> _Stated task_:
Your answer should be only a number: how many lines include the word "balik".

Dataset entries:
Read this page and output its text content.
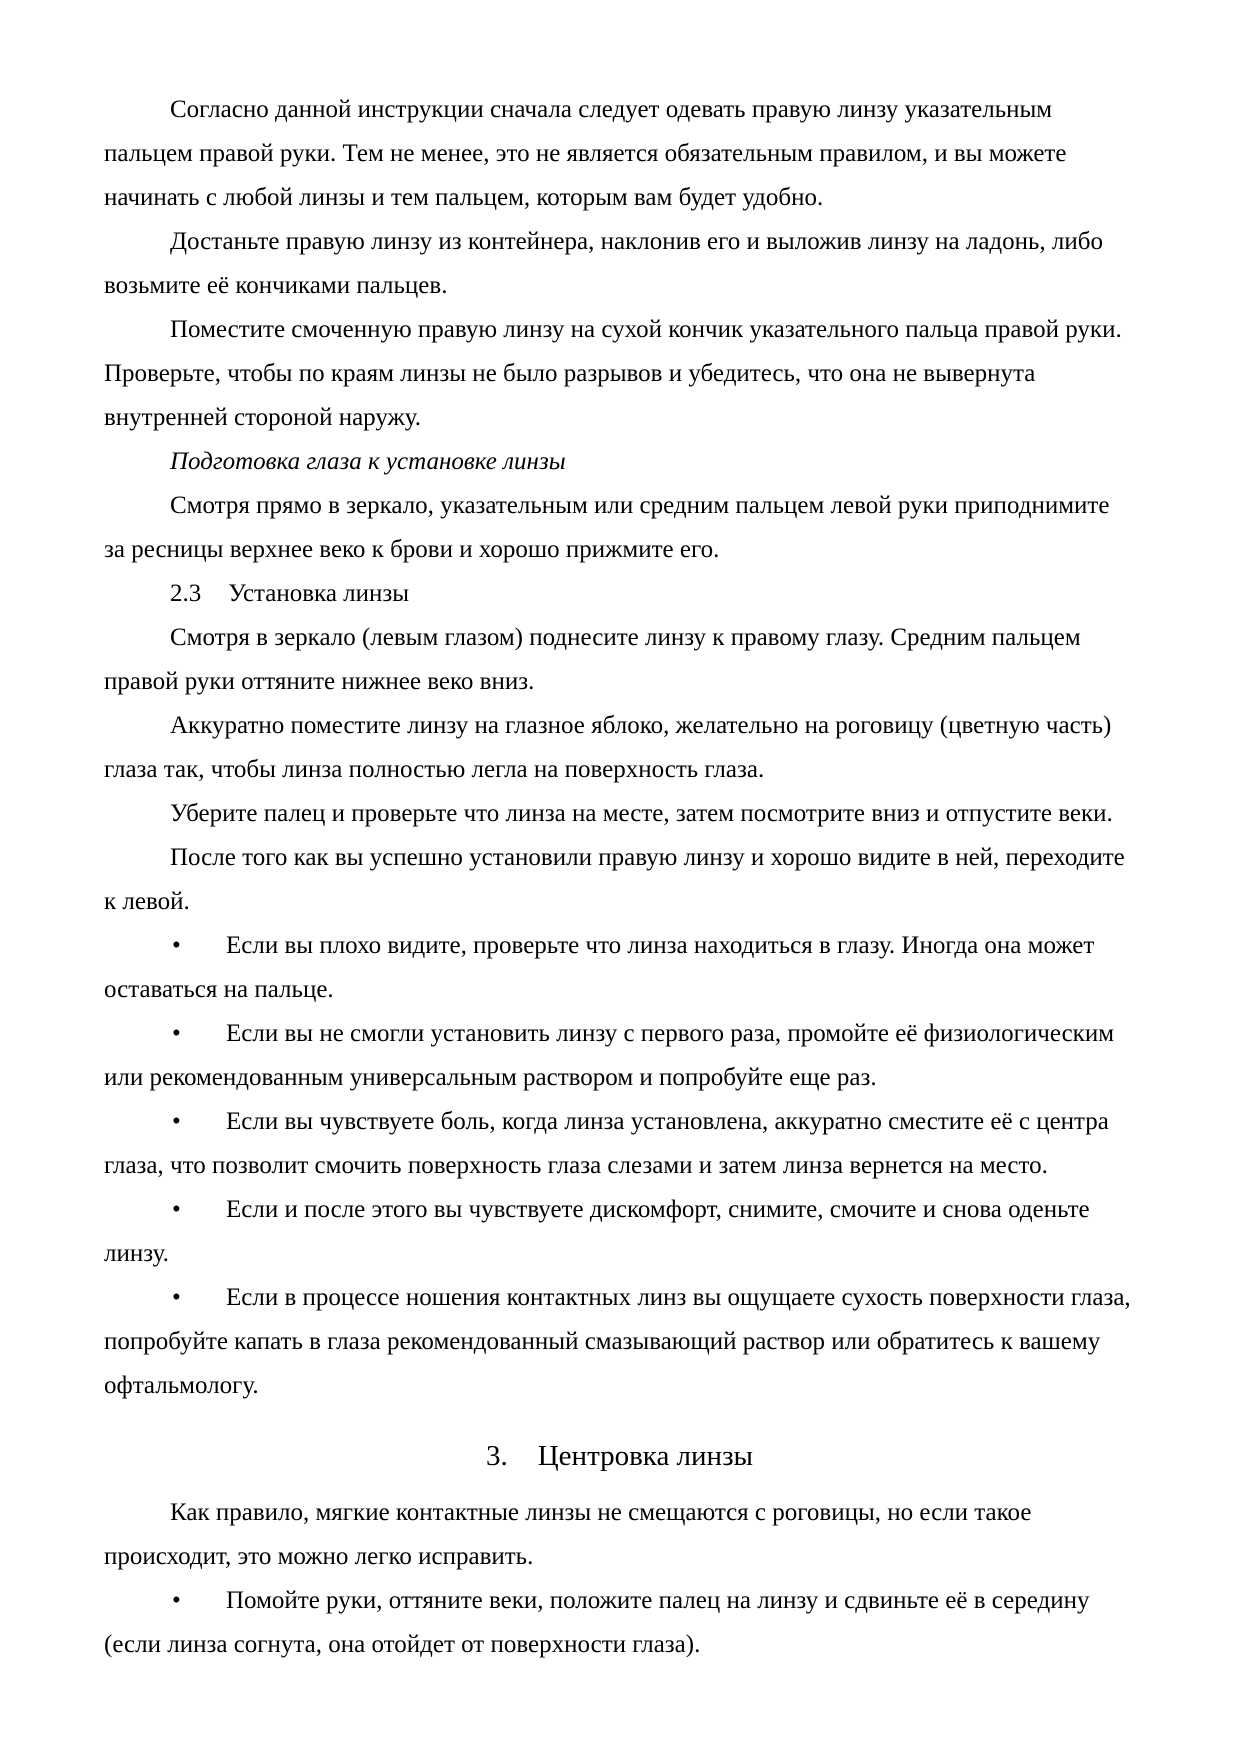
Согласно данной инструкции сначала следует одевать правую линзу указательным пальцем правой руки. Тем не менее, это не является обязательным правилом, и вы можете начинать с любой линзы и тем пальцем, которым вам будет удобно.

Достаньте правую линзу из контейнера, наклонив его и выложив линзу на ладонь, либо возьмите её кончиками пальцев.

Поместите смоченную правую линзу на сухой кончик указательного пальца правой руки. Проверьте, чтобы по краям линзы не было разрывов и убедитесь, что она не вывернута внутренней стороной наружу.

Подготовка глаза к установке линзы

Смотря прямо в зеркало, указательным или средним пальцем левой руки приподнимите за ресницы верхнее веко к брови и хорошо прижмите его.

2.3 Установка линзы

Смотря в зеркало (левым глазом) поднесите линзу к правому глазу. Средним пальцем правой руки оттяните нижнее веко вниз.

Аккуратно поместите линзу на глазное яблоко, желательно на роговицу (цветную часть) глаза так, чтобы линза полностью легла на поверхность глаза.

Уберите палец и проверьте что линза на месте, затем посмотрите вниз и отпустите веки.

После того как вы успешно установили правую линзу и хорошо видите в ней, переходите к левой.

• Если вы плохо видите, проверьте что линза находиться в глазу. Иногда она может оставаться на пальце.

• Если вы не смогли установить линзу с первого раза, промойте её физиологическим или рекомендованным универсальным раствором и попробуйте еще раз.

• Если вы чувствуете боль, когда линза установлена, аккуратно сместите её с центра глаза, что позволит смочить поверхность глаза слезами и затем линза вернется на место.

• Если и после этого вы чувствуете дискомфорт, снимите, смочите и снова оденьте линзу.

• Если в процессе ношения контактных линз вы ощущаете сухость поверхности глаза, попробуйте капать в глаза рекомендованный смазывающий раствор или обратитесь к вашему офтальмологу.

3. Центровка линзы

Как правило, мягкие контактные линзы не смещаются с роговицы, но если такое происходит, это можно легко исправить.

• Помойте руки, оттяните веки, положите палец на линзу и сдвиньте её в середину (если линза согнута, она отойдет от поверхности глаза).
--
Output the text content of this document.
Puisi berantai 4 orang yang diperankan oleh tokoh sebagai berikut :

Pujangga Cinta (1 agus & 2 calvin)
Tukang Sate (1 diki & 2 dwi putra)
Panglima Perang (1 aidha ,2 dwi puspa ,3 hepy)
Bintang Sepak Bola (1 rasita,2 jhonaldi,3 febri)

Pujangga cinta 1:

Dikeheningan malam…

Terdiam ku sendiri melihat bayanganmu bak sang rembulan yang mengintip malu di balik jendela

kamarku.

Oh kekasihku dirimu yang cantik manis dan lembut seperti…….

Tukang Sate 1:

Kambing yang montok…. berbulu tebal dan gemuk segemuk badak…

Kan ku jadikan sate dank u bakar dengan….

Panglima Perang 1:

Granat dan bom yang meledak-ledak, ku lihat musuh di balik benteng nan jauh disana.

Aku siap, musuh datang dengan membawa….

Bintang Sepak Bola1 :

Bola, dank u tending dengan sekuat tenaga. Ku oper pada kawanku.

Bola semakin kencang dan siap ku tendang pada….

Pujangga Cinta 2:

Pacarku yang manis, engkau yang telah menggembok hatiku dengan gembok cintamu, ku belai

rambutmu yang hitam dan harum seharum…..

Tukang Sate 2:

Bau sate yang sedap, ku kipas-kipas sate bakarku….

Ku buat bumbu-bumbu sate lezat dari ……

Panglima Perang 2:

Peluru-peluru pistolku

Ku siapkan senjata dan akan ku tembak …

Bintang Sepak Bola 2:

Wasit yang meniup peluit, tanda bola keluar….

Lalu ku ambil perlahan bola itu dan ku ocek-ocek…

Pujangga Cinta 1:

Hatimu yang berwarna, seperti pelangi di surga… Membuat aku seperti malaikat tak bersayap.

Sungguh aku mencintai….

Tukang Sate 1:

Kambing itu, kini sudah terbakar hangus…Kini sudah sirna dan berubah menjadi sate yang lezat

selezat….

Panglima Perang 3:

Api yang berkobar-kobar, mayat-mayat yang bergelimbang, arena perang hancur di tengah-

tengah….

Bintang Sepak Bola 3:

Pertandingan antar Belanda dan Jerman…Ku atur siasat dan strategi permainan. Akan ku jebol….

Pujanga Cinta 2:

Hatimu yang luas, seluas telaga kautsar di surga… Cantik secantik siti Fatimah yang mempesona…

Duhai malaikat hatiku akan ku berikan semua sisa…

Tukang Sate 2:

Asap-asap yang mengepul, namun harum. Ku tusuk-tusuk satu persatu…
---
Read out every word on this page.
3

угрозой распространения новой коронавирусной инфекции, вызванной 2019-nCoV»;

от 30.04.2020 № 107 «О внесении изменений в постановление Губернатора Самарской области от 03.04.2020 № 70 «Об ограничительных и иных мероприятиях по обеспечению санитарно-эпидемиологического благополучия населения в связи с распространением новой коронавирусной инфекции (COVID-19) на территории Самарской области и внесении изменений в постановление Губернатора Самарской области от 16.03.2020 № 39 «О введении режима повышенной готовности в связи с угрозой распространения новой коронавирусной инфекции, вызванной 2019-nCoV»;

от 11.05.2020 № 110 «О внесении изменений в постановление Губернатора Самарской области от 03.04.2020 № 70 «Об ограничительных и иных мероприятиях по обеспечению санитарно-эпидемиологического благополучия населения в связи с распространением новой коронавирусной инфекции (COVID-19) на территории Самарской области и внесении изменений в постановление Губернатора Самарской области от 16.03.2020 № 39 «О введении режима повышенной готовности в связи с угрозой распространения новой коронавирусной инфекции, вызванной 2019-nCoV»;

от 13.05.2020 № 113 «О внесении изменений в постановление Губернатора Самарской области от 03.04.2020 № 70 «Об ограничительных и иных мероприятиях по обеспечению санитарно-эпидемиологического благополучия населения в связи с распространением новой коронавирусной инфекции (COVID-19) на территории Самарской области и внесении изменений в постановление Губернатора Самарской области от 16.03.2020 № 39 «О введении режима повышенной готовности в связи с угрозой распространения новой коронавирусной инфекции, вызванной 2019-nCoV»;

> _Reply to the task_:
2